**Problem statement:**
Give the number of lines in the data that contain "this", and nothing more.
-- start Given records --
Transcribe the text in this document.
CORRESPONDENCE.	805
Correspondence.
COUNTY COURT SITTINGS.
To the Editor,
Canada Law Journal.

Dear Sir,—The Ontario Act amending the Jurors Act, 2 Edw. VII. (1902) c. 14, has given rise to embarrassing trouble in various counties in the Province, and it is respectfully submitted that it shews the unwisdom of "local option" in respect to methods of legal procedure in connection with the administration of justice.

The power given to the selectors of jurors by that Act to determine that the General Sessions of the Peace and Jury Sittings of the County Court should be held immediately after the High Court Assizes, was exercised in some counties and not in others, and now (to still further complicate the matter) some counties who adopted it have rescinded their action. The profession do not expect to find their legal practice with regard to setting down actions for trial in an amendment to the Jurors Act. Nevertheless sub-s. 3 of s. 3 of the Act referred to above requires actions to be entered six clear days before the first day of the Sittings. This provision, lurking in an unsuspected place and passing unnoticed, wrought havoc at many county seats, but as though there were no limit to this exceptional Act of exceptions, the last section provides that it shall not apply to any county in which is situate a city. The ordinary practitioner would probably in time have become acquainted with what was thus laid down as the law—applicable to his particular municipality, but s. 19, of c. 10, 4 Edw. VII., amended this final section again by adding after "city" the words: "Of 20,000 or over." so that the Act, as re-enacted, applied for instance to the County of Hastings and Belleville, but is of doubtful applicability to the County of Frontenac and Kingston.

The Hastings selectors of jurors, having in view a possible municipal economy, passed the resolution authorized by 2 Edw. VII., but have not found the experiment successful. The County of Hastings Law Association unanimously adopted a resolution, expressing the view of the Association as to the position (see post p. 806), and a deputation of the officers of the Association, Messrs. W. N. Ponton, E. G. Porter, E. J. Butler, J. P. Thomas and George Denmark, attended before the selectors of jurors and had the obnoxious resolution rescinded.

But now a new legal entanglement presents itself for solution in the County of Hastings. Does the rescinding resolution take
-- end Given records --
**Result of the exercise:**
2